'''
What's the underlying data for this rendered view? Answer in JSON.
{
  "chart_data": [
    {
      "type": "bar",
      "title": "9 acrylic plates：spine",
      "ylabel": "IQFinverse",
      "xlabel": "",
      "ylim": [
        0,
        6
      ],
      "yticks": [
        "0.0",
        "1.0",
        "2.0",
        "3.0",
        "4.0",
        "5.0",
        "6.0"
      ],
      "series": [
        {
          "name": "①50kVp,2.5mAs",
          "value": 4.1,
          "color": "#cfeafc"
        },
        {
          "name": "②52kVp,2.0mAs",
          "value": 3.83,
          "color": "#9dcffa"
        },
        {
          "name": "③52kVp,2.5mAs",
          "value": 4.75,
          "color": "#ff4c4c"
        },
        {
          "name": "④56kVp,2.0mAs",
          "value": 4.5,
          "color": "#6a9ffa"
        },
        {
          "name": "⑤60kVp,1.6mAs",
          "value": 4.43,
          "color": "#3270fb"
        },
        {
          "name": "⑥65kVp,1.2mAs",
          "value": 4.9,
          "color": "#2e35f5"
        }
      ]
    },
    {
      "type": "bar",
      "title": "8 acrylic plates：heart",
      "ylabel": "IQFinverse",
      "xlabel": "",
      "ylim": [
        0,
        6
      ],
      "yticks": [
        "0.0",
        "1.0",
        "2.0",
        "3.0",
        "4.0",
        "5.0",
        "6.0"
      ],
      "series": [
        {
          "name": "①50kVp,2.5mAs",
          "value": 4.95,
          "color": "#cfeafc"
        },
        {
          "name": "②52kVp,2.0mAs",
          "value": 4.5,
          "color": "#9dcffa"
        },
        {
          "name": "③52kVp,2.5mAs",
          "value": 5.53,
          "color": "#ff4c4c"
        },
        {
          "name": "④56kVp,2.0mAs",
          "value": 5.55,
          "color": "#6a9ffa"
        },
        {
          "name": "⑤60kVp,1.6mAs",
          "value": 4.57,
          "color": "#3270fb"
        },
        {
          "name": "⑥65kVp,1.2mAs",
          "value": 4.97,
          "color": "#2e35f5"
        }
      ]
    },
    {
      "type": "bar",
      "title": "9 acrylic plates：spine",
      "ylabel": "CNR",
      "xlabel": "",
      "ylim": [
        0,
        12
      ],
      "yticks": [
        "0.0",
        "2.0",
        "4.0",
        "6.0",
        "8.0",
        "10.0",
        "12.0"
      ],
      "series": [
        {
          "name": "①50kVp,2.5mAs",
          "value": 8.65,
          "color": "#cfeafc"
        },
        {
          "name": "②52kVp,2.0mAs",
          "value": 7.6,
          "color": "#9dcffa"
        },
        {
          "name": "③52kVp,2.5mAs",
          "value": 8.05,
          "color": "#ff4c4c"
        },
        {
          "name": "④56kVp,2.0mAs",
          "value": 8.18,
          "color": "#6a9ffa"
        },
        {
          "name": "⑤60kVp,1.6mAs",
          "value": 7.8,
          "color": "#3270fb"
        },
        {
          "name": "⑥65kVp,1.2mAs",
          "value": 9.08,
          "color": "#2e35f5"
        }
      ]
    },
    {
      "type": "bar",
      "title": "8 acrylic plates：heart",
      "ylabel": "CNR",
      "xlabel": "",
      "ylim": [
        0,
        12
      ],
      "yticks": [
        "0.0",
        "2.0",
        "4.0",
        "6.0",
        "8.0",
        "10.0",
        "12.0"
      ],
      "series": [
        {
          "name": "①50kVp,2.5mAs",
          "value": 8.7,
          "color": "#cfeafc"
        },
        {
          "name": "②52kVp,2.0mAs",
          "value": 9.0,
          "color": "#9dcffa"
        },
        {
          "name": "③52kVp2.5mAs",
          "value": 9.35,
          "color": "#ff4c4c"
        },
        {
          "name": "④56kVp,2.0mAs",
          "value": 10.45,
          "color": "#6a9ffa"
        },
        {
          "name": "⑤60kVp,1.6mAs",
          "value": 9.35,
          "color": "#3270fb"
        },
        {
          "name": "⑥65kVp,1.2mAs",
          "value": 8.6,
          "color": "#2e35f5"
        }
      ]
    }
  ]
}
'''
### Task goal
Write out all of the records once more, exactly.

### Result
What's the underlying data for this rendered view? Answer in JSON.
{
  "chart_data": [
    {
      "type": "bar",
      "title": "9 acrylic plates：spine",
      "ylabel": "IQFinverse",
      "xlabel": "",
      "ylim": [
        0,
        6
      ],
      "yticks": [
        "0.0",
        "1.0",
        "2.0",
        "3.0",
        "4.0",
        "5.0",
        "6.0"
      ],
      "series": [
        {
          "name": "①50kVp,2.5mAs",
          "value": 4.1,
          "color": "#cfeafc"
        },
        {
          "name": "②52kVp,2.0mAs",
          "value": 3.83,
          "color": "#9dcffa"
        },
        {
          "name": "③52kVp,2.5mAs",
          "value": 4.75,
          "color": "#ff4c4c"
        },
        {
          "name": "④56kVp,2.0mAs",
          "value": 4.5,
          "color": "#6a9ffa"
        },
        {
          "name": "⑤60kVp,1.6mAs",
          "value": 4.43,
          "color": "#3270fb"
        },
        {
          "name": "⑥65kVp,1.2mAs",
          "value": 4.9,
          "color": "#2e35f5"
        }
      ]
    },
    {
      "type": "bar",
      "title": "8 acrylic plates：heart",
      "ylabel": "IQFinverse",
      "xlabel": "",
      "ylim": [
        0,
        6
      ],
      "yticks": [
        "0.0",
        "1.0",
        "2.0",
        "3.0",
        "4.0",
        "5.0",
        "6.0"
      ],
      "series": [
        {
          "name": "①50kVp,2.5mAs",
          "value": 4.95,
          "color": "#cfeafc"
        },
        {
          "name": "②52kVp,2.0mAs",
          "value": 4.5,
          "color": "#9dcffa"
        },
        {
          "name": "③52kVp,2.5mAs",
          "value": 5.53,
          "color": "#ff4c4c"
        },
        {
          "name": "④56kVp,2.0mAs",
          "value": 5.55,
          "color": "#6a9ffa"
        },
        {
          "name": "⑤60kVp,1.6mAs",
          "value": 4.57,
          "color": "#3270fb"
        },
        {
          "name": "⑥65kVp,1.2mAs",
          "value": 4.97,
          "color": "#2e35f5"
        }
      ]
    },
    {
      "type": "bar",
      "title": "9 acrylic plates：spine",
      "ylabel": "CNR",
      "xlabel": "",
      "ylim": [
        0,
        12
      ],
      "yticks": [
        "0.0",
        "2.0",
        "4.0",
        "6.0",
        "8.0",
        "10.0",
        "12.0"
      ],
      "series": [
        {
          "name": "①50kVp,2.5mAs",
          "value": 8.65,
          "color": "#cfeafc"
        },
        {
          "name": "②52kVp,2.0mAs",
          "value": 7.6,
          "color": "#9dcffa"
        },
        {
          "name": "③52kVp,2.5mAs",
          "value": 8.05,
          "color": "#ff4c4c"
        },
        {
          "name": "④56kVp,2.0mAs",
          "value": 8.18,
          "color": "#6a9ffa"
        },
        {
          "name": "⑤60kVp,1.6mAs",
          "value": 7.8,
          "color": "#3270fb"
        },
        {
          "name": "⑥65kVp,1.2mAs",
          "value": 9.08,
          "color": "#2e35f5"
        }
      ]
    },
    {
      "type": "bar",
      "title": "8 acrylic plates：heart",
      "ylabel": "CNR",
      "xlabel": "",
      "ylim": [
        0,
        12
      ],
      "yticks": [
        "0.0",
        "2.0",
        "4.0",
        "6.0",
        "8.0",
        "10.0",
        "12.0"
      ],
      "series": [
        {
          "name": "①50kVp,2.5mAs",
          "value": 8.7,
          "color": "#cfeafc"
        },
        {
          "name": "②52kVp,2.0mAs",
          "value": 9.0,
          "color": "#9dcffa"
        },
        {
          "name": "③52kVp2.5mAs",
          "value": 9.35,
          "color": "#ff4c4c"
        },
        {
          "name": "④56kVp,2.0mAs",
          "value": 10.45,
          "color": "#6a9ffa"
        },
        {
          "name": "⑤60kVp,1.6mAs",
          "value": 9.35,
          "color": "#3270fb"
        },
        {
          "name": "⑥65kVp,1.2mAs",
          "value": 8.6,
          "color": "#2e35f5"
        }
      ]
    }
  ]
}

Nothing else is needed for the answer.